BRIEF> Gather all lines in the data that hold the string "content".

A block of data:

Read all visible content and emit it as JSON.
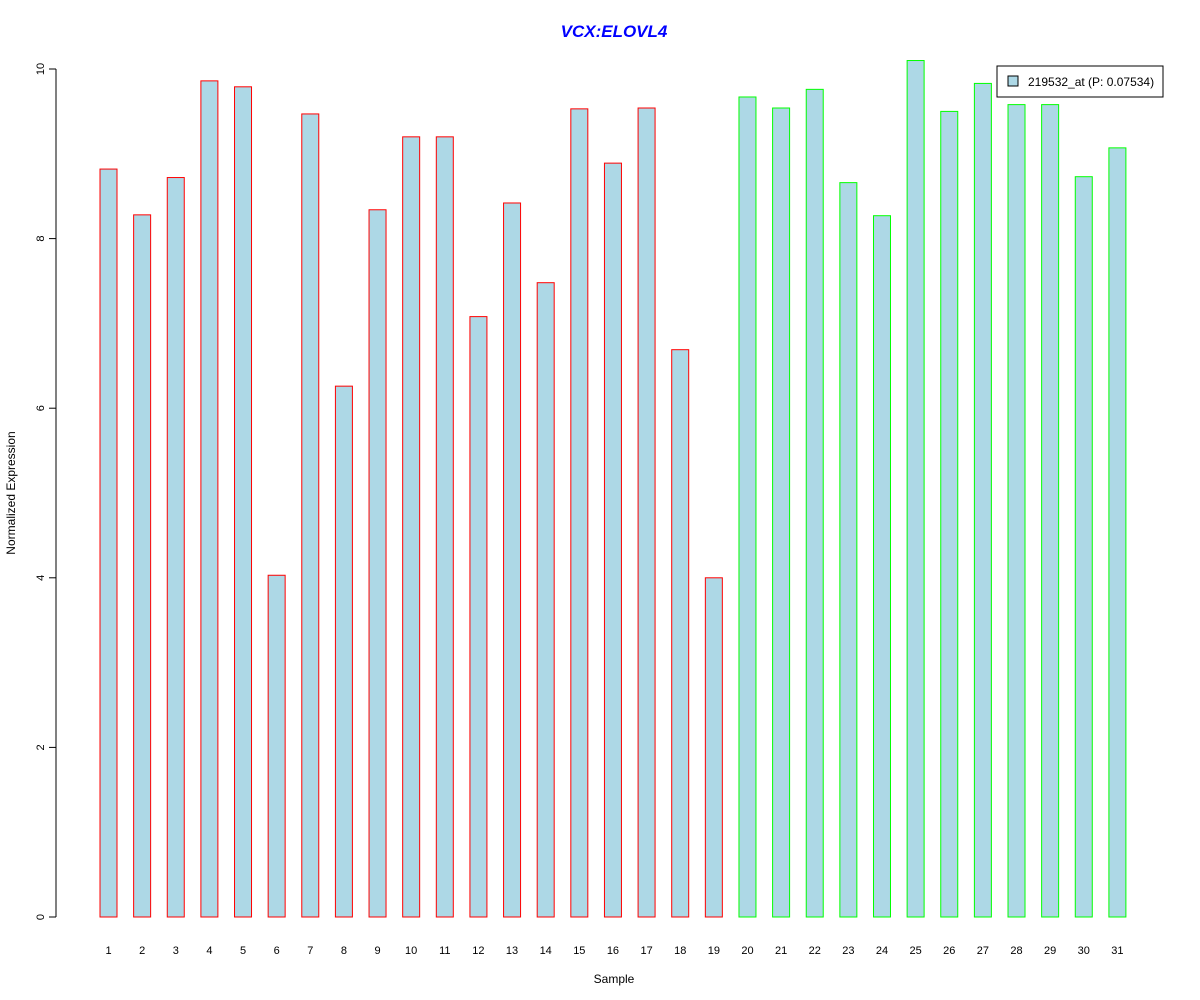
{
  "chart_data": {
    "type": "bar",
    "title": "VCX:ELOVL4",
    "xlabel": "Sample",
    "ylabel": "Normalized Expression",
    "ylim": [
      0,
      10
    ],
    "yticks": [
      0,
      2,
      4,
      6,
      8,
      10
    ],
    "categories": [
      "1",
      "2",
      "3",
      "4",
      "5",
      "6",
      "7",
      "8",
      "9",
      "10",
      "11",
      "12",
      "13",
      "14",
      "15",
      "16",
      "17",
      "18",
      "19",
      "20",
      "21",
      "22",
      "23",
      "24",
      "25",
      "26",
      "27",
      "28",
      "29",
      "30",
      "31"
    ],
    "series": [
      {
        "name": "219532_at (P: 0.07534)",
        "values": [
          8.82,
          8.28,
          8.72,
          9.86,
          9.79,
          4.03,
          9.47,
          6.26,
          8.34,
          9.2,
          9.2,
          7.08,
          8.42,
          7.48,
          9.53,
          8.89,
          9.54,
          6.69,
          4.0,
          9.67,
          9.54,
          9.76,
          8.66,
          8.27,
          10.1,
          9.5,
          9.83,
          9.58,
          9.58,
          8.73,
          9.07
        ]
      }
    ],
    "bar_fill": "#add8e6",
    "bar_outline_colors": [
      "#ff0000",
      "#ff0000",
      "#ff0000",
      "#ff0000",
      "#ff0000",
      "#ff0000",
      "#ff0000",
      "#ff0000",
      "#ff0000",
      "#ff0000",
      "#ff0000",
      "#ff0000",
      "#ff0000",
      "#ff0000",
      "#ff0000",
      "#ff0000",
      "#ff0000",
      "#ff0000",
      "#ff0000",
      "#00ff00",
      "#00ff00",
      "#00ff00",
      "#00ff00",
      "#00ff00",
      "#00ff00",
      "#00ff00",
      "#00ff00",
      "#00ff00",
      "#00ff00",
      "#00ff00",
      "#00ff00"
    ],
    "title_color": "#0000ff",
    "legend_position": "top-right",
    "grid": false
  }
}
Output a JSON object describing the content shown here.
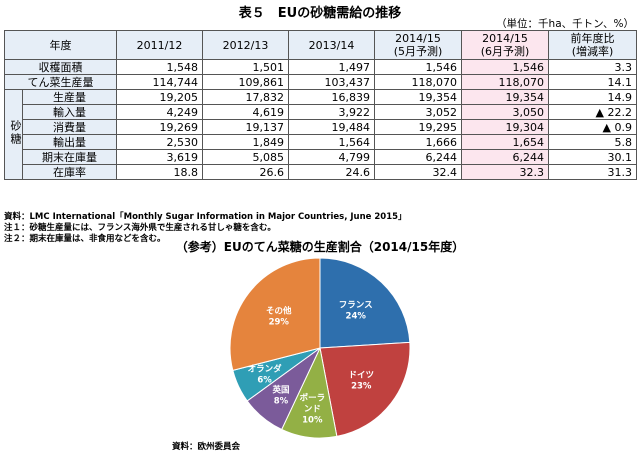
{
  "title": "表５　EUの砂糖需給の推移",
  "unit": "（単位：千ha、千トン、%）",
  "table": {
    "corner": "年度",
    "columns": [
      "2011/12",
      "2012/13",
      "2013/14",
      "2014/15\n(5月予測)",
      "2014/15\n(6月予測)",
      "前年度比\n(増減率)"
    ],
    "group_label": "砂糖",
    "rows": [
      {
        "label": "収穫面積",
        "values": [
          "1,548",
          "1,501",
          "1,497",
          "1,546",
          "1,546",
          "3.3"
        ]
      },
      {
        "label": "てん菜生産量",
        "values": [
          "114,744",
          "109,861",
          "103,437",
          "118,070",
          "118,070",
          "14.1"
        ]
      },
      {
        "label": "生産量",
        "values": [
          "19,205",
          "17,832",
          "16,839",
          "19,354",
          "19,354",
          "14.9"
        ]
      },
      {
        "label": "輸入量",
        "values": [
          "4,249",
          "4,619",
          "3,922",
          "3,052",
          "3,050",
          "▲ 22.2"
        ]
      },
      {
        "label": "消費量",
        "values": [
          "19,269",
          "19,137",
          "19,484",
          "19,295",
          "19,304",
          "▲ 0.9"
        ]
      },
      {
        "label": "輸出量",
        "values": [
          "2,530",
          "1,849",
          "1,564",
          "1,666",
          "1,654",
          "5.8"
        ]
      },
      {
        "label": "期末在庫量",
        "values": [
          "3,619",
          "5,085",
          "4,799",
          "6,244",
          "6,244",
          "30.1"
        ]
      },
      {
        "label": "在庫率",
        "values": [
          "18.8",
          "26.6",
          "24.6",
          "32.4",
          "32.3",
          "31.3"
        ]
      }
    ]
  },
  "notes": [
    "資料：LMC International「Monthly Sugar Information in Major Countries, June 2015」",
    "注１：砂糖生産量には、フランス海外県で生産される甘しゃ糖を含む。",
    "注２：期末在庫量は、非食用などを含む。"
  ],
  "pie_title": "（参考）EUのてん菜糖の生産割合（2014/15年度）",
  "pie_source": "資料：欧州委員会",
  "chart_data": {
    "type": "pie",
    "title": "（参考）EUのてん菜糖の生産割合（2014/15年度）",
    "slices": [
      {
        "label": "フランス",
        "pct_label": "24%",
        "value": 24,
        "color": "#2e6fad"
      },
      {
        "label": "ドイツ",
        "pct_label": "23%",
        "value": 23,
        "color": "#c0413f"
      },
      {
        "label": "ポーランド",
        "pct_label": "10%",
        "value": 10,
        "color": "#93b045"
      },
      {
        "label": "英国",
        "pct_label": "8%",
        "value": 8,
        "color": "#7b5b9a"
      },
      {
        "label": "オランダ",
        "pct_label": "6%",
        "value": 6,
        "color": "#2f9eb5"
      },
      {
        "label": "その他",
        "pct_label": "29%",
        "value": 29,
        "color": "#e5843d"
      }
    ]
  }
}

FINISHED EXERCISE>
Read all visible content and emit it as JSON.
Output a JSON object describing the content shown here.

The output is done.